BEGIN DATA PROVIDED
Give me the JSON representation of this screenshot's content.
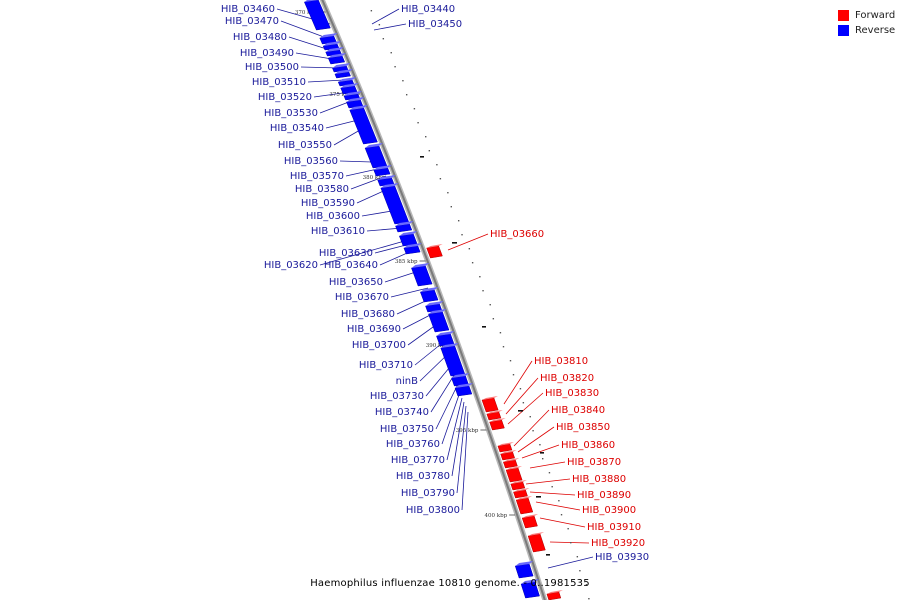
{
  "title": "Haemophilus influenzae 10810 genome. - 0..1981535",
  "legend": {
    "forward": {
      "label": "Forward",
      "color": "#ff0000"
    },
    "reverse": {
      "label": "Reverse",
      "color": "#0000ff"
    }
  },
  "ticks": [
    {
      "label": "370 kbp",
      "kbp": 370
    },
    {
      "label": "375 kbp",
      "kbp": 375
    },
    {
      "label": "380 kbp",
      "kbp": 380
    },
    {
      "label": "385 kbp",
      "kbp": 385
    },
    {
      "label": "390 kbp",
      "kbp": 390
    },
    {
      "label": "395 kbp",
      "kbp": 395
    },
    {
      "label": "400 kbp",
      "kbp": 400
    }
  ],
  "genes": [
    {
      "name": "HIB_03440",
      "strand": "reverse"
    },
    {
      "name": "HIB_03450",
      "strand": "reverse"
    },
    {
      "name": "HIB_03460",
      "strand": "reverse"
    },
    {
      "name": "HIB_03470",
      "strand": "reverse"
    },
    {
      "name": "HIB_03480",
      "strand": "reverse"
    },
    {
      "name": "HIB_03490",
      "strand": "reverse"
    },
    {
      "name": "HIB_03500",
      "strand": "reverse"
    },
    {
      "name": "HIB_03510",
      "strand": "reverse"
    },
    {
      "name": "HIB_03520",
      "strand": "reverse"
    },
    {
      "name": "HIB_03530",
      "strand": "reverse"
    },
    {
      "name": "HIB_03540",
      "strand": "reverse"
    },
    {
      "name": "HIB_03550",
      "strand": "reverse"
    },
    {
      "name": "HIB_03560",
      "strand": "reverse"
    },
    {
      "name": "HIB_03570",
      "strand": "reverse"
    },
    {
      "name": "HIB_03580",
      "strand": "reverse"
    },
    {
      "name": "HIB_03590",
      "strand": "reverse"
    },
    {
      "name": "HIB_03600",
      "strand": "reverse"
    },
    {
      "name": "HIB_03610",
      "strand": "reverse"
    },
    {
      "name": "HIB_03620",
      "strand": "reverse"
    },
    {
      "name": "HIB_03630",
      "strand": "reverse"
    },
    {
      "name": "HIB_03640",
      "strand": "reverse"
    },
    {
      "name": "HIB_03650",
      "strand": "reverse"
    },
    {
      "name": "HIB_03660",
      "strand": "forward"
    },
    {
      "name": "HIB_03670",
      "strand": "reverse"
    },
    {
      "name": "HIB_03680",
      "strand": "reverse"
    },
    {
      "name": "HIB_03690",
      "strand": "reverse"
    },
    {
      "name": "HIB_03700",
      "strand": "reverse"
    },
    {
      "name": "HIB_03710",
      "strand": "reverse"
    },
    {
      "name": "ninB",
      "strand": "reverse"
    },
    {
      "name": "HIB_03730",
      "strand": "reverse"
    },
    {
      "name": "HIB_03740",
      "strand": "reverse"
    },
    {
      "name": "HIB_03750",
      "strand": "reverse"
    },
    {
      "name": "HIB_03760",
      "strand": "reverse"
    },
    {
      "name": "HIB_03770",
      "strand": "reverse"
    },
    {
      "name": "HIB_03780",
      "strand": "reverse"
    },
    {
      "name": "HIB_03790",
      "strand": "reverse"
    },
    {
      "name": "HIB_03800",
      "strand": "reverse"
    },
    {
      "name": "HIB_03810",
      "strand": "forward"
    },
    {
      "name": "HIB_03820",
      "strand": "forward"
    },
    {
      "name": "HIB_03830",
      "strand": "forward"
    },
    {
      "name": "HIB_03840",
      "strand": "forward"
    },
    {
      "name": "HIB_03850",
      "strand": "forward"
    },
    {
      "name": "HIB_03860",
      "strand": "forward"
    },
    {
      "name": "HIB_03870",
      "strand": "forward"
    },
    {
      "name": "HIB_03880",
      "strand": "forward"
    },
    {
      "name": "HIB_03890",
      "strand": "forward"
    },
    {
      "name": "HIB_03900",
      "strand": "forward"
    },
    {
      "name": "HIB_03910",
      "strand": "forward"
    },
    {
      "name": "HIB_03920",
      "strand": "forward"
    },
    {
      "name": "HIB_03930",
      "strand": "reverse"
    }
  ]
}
END DATA PROVIDED
EXERCISE REQUIREMENTS: In the reply, every line of the material above is to be reproduced verbatim, and the images are to be left out.

RESULT:
Give me the JSON representation of this screenshot's content.
{
  "title": "Haemophilus influenzae 10810 genome. - 0..1981535",
  "legend": {
    "forward": {
      "label": "Forward",
      "color": "#ff0000"
    },
    "reverse": {
      "label": "Reverse",
      "color": "#0000ff"
    }
  },
  "ticks": [
    {
      "label": "370 kbp",
      "kbp": 370
    },
    {
      "label": "375 kbp",
      "kbp": 375
    },
    {
      "label": "380 kbp",
      "kbp": 380
    },
    {
      "label": "385 kbp",
      "kbp": 385
    },
    {
      "label": "390 kbp",
      "kbp": 390
    },
    {
      "label": "395 kbp",
      "kbp": 395
    },
    {
      "label": "400 kbp",
      "kbp": 400
    }
  ],
  "genes": [
    {
      "name": "HIB_03440",
      "strand": "reverse"
    },
    {
      "name": "HIB_03450",
      "strand": "reverse"
    },
    {
      "name": "HIB_03460",
      "strand": "reverse"
    },
    {
      "name": "HIB_03470",
      "strand": "reverse"
    },
    {
      "name": "HIB_03480",
      "strand": "reverse"
    },
    {
      "name": "HIB_03490",
      "strand": "reverse"
    },
    {
      "name": "HIB_03500",
      "strand": "reverse"
    },
    {
      "name": "HIB_03510",
      "strand": "reverse"
    },
    {
      "name": "HIB_03520",
      "strand": "reverse"
    },
    {
      "name": "HIB_03530",
      "strand": "reverse"
    },
    {
      "name": "HIB_03540",
      "strand": "reverse"
    },
    {
      "name": "HIB_03550",
      "strand": "reverse"
    },
    {
      "name": "HIB_03560",
      "strand": "reverse"
    },
    {
      "name": "HIB_03570",
      "strand": "reverse"
    },
    {
      "name": "HIB_03580",
      "strand": "reverse"
    },
    {
      "name": "HIB_03590",
      "strand": "reverse"
    },
    {
      "name": "HIB_03600",
      "strand": "reverse"
    },
    {
      "name": "HIB_03610",
      "strand": "reverse"
    },
    {
      "name": "HIB_03620",
      "strand": "reverse"
    },
    {
      "name": "HIB_03630",
      "strand": "reverse"
    },
    {
      "name": "HIB_03640",
      "strand": "reverse"
    },
    {
      "name": "HIB_03650",
      "strand": "reverse"
    },
    {
      "name": "HIB_03660",
      "strand": "forward"
    },
    {
      "name": "HIB_03670",
      "strand": "reverse"
    },
    {
      "name": "HIB_03680",
      "strand": "reverse"
    },
    {
      "name": "HIB_03690",
      "strand": "reverse"
    },
    {
      "name": "HIB_03700",
      "strand": "reverse"
    },
    {
      "name": "HIB_03710",
      "strand": "reverse"
    },
    {
      "name": "ninB",
      "strand": "reverse"
    },
    {
      "name": "HIB_03730",
      "strand": "reverse"
    },
    {
      "name": "HIB_03740",
      "strand": "reverse"
    },
    {
      "name": "HIB_03750",
      "strand": "reverse"
    },
    {
      "name": "HIB_03760",
      "strand": "reverse"
    },
    {
      "name": "HIB_03770",
      "strand": "reverse"
    },
    {
      "name": "HIB_03780",
      "strand": "reverse"
    },
    {
      "name": "HIB_03790",
      "strand": "reverse"
    },
    {
      "name": "HIB_03800",
      "strand": "reverse"
    },
    {
      "name": "HIB_03810",
      "strand": "forward"
    },
    {
      "name": "HIB_03820",
      "strand": "forward"
    },
    {
      "name": "HIB_03830",
      "strand": "forward"
    },
    {
      "name": "HIB_03840",
      "strand": "forward"
    },
    {
      "name": "HIB_03850",
      "strand": "forward"
    },
    {
      "name": "HIB_03860",
      "strand": "forward"
    },
    {
      "name": "HIB_03870",
      "strand": "forward"
    },
    {
      "name": "HIB_03880",
      "strand": "forward"
    },
    {
      "name": "HIB_03890",
      "strand": "forward"
    },
    {
      "name": "HIB_03900",
      "strand": "forward"
    },
    {
      "name": "HIB_03910",
      "strand": "forward"
    },
    {
      "name": "HIB_03920",
      "strand": "forward"
    },
    {
      "name": "HIB_03930",
      "strand": "reverse"
    }
  ]
}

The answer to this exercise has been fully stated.